» PROVIDED DATA
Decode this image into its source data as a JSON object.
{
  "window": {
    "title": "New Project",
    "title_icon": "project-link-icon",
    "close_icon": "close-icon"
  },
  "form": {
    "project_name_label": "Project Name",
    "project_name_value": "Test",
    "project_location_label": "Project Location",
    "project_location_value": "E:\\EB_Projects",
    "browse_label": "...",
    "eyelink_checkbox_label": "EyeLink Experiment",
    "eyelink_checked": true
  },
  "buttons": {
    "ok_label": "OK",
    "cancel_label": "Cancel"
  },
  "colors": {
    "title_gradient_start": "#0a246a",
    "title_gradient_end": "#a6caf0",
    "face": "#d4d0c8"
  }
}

» GOAL
Return every entry verbatim.

» THE REPLY
Decode this image into its source data as a JSON object.
{
  "window": {
    "title": "New Project",
    "title_icon": "project-link-icon",
    "close_icon": "close-icon"
  },
  "form": {
    "project_name_label": "Project Name",
    "project_name_value": "Test",
    "project_location_label": "Project Location",
    "project_location_value": "E:\\EB_Projects",
    "browse_label": "...",
    "eyelink_checkbox_label": "EyeLink Experiment",
    "eyelink_checked": true
  },
  "buttons": {
    "ok_label": "OK",
    "cancel_label": "Cancel"
  },
  "colors": {
    "title_gradient_start": "#0a246a",
    "title_gradient_end": "#a6caf0",
    "face": "#d4d0c8"
  }
}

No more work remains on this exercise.